Data shown:

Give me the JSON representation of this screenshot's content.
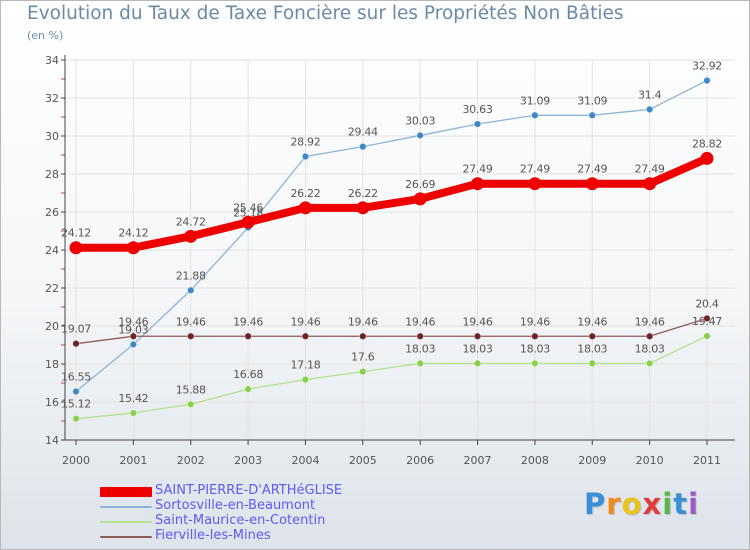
{
  "colors": {
    "title": "#6a8aa8",
    "axis": "#444444",
    "tick_minor": "#cc4444",
    "grid": "#e3e3e3",
    "label_text": "#555555",
    "legend_text": "#5c5cf0"
  },
  "chart_data": {
    "type": "line",
    "title": "Evolution du Taux de Taxe Foncière sur les Propriétés Non Bâties",
    "ylabel": "(en %)",
    "xlabel": "",
    "x": [
      "2000",
      "2001",
      "2002",
      "2003",
      "2004",
      "2005",
      "2006",
      "2007",
      "2008",
      "2009",
      "2010",
      "2011"
    ],
    "ylim": [
      14,
      34
    ],
    "yticks": [
      "14",
      "16",
      "18",
      "20",
      "22",
      "24",
      "26",
      "28",
      "30",
      "32",
      "34"
    ],
    "series": [
      {
        "name": "Sortosville-en-Beaumont",
        "color": "#8ab4d8",
        "marker": "#3f88c8",
        "width": 1.3,
        "values": [
          16.55,
          19.03,
          21.88,
          25.18,
          28.92,
          29.44,
          30.03,
          30.63,
          31.09,
          31.09,
          31.4,
          32.92
        ],
        "labels": [
          "16.55",
          "19.03",
          "21.88",
          "25.18",
          "28.92",
          "29.44",
          "30.03",
          "30.63",
          "31.09",
          "31.09",
          "31.4",
          "32.92"
        ]
      },
      {
        "name": "Saint-Maurice-en-Cotentin",
        "color": "#b4e090",
        "marker": "#8ad04a",
        "width": 1.3,
        "values": [
          15.12,
          15.42,
          15.88,
          16.68,
          17.18,
          17.6,
          18.03,
          18.03,
          18.03,
          18.03,
          18.03,
          19.47
        ],
        "labels": [
          "15.12",
          "15.42",
          "15.88",
          "16.68",
          "17.18",
          "17.6",
          "18.03",
          "18.03",
          "18.03",
          "18.03",
          "18.03",
          "19.47"
        ]
      },
      {
        "name": "Fierville-les-Mines",
        "color": "#8e5a5a",
        "marker": "#6e2424",
        "width": 1.3,
        "values": [
          19.07,
          19.46,
          19.46,
          19.46,
          19.46,
          19.46,
          19.46,
          19.46,
          19.46,
          19.46,
          19.46,
          20.4
        ],
        "labels": [
          "19.07",
          "19.46",
          "19.46",
          "19.46",
          "19.46",
          "19.46",
          "19.46",
          "19.46",
          "19.46",
          "19.46",
          "19.46",
          "20.4"
        ]
      },
      {
        "name": "SAINT-PIERRE-D'ARTHéGLISE",
        "color": "#ee0000",
        "marker": "#ee0000",
        "width": 8,
        "values": [
          24.12,
          24.12,
          24.72,
          25.46,
          26.22,
          26.22,
          26.69,
          27.49,
          27.49,
          27.49,
          27.49,
          28.82
        ],
        "labels": [
          "24.12",
          "24.12",
          "24.72",
          "25.46",
          "26.22",
          "26.22",
          "26.69",
          "27.49",
          "27.49",
          "27.49",
          "27.49",
          "28.82"
        ]
      }
    ],
    "legend": [
      {
        "name": "SAINT-PIERRE-D'ARTHéGLISE",
        "color": "#ee0000",
        "thick": true
      },
      {
        "name": "Sortosville-en-Beaumont",
        "color": "#8ab4d8",
        "thick": false
      },
      {
        "name": "Saint-Maurice-en-Cotentin",
        "color": "#b4e090",
        "thick": false
      },
      {
        "name": "Fierville-les-Mines",
        "color": "#8e5a5a",
        "thick": false
      }
    ]
  },
  "logo": {
    "letters": [
      "P",
      "r",
      "o",
      "x",
      "i",
      "t",
      "i"
    ],
    "colors": [
      "#3b8fd6",
      "#f28a1e",
      "#e9c21a",
      "#e23b3b",
      "#5ab54a",
      "#3b8fd6",
      "#9b59c6"
    ]
  }
}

Written exercise:
A faithful copy of the records above is needed, with the pictures left out.

Answer to the task:
Give me the JSON representation of this screenshot's content.
{
  "colors": {
    "title": "#6a8aa8",
    "axis": "#444444",
    "tick_minor": "#cc4444",
    "grid": "#e3e3e3",
    "label_text": "#555555",
    "legend_text": "#5c5cf0"
  },
  "chart_data": {
    "type": "line",
    "title": "Evolution du Taux de Taxe Foncière sur les Propriétés Non Bâties",
    "ylabel": "(en %)",
    "xlabel": "",
    "x": [
      "2000",
      "2001",
      "2002",
      "2003",
      "2004",
      "2005",
      "2006",
      "2007",
      "2008",
      "2009",
      "2010",
      "2011"
    ],
    "ylim": [
      14,
      34
    ],
    "yticks": [
      "14",
      "16",
      "18",
      "20",
      "22",
      "24",
      "26",
      "28",
      "30",
      "32",
      "34"
    ],
    "series": [
      {
        "name": "Sortosville-en-Beaumont",
        "color": "#8ab4d8",
        "marker": "#3f88c8",
        "width": 1.3,
        "values": [
          16.55,
          19.03,
          21.88,
          25.18,
          28.92,
          29.44,
          30.03,
          30.63,
          31.09,
          31.09,
          31.4,
          32.92
        ],
        "labels": [
          "16.55",
          "19.03",
          "21.88",
          "25.18",
          "28.92",
          "29.44",
          "30.03",
          "30.63",
          "31.09",
          "31.09",
          "31.4",
          "32.92"
        ]
      },
      {
        "name": "Saint-Maurice-en-Cotentin",
        "color": "#b4e090",
        "marker": "#8ad04a",
        "width": 1.3,
        "values": [
          15.12,
          15.42,
          15.88,
          16.68,
          17.18,
          17.6,
          18.03,
          18.03,
          18.03,
          18.03,
          18.03,
          19.47
        ],
        "labels": [
          "15.12",
          "15.42",
          "15.88",
          "16.68",
          "17.18",
          "17.6",
          "18.03",
          "18.03",
          "18.03",
          "18.03",
          "18.03",
          "19.47"
        ]
      },
      {
        "name": "Fierville-les-Mines",
        "color": "#8e5a5a",
        "marker": "#6e2424",
        "width": 1.3,
        "values": [
          19.07,
          19.46,
          19.46,
          19.46,
          19.46,
          19.46,
          19.46,
          19.46,
          19.46,
          19.46,
          19.46,
          20.4
        ],
        "labels": [
          "19.07",
          "19.46",
          "19.46",
          "19.46",
          "19.46",
          "19.46",
          "19.46",
          "19.46",
          "19.46",
          "19.46",
          "19.46",
          "20.4"
        ]
      },
      {
        "name": "SAINT-PIERRE-D'ARTHéGLISE",
        "color": "#ee0000",
        "marker": "#ee0000",
        "width": 8,
        "values": [
          24.12,
          24.12,
          24.72,
          25.46,
          26.22,
          26.22,
          26.69,
          27.49,
          27.49,
          27.49,
          27.49,
          28.82
        ],
        "labels": [
          "24.12",
          "24.12",
          "24.72",
          "25.46",
          "26.22",
          "26.22",
          "26.69",
          "27.49",
          "27.49",
          "27.49",
          "27.49",
          "28.82"
        ]
      }
    ],
    "legend": [
      {
        "name": "SAINT-PIERRE-D'ARTHéGLISE",
        "color": "#ee0000",
        "thick": true
      },
      {
        "name": "Sortosville-en-Beaumont",
        "color": "#8ab4d8",
        "thick": false
      },
      {
        "name": "Saint-Maurice-en-Cotentin",
        "color": "#b4e090",
        "thick": false
      },
      {
        "name": "Fierville-les-Mines",
        "color": "#8e5a5a",
        "thick": false
      }
    ]
  },
  "logo": {
    "letters": [
      "P",
      "r",
      "o",
      "x",
      "i",
      "t",
      "i"
    ],
    "colors": [
      "#3b8fd6",
      "#f28a1e",
      "#e9c21a",
      "#e23b3b",
      "#5ab54a",
      "#3b8fd6",
      "#9b59c6"
    ]
  }
}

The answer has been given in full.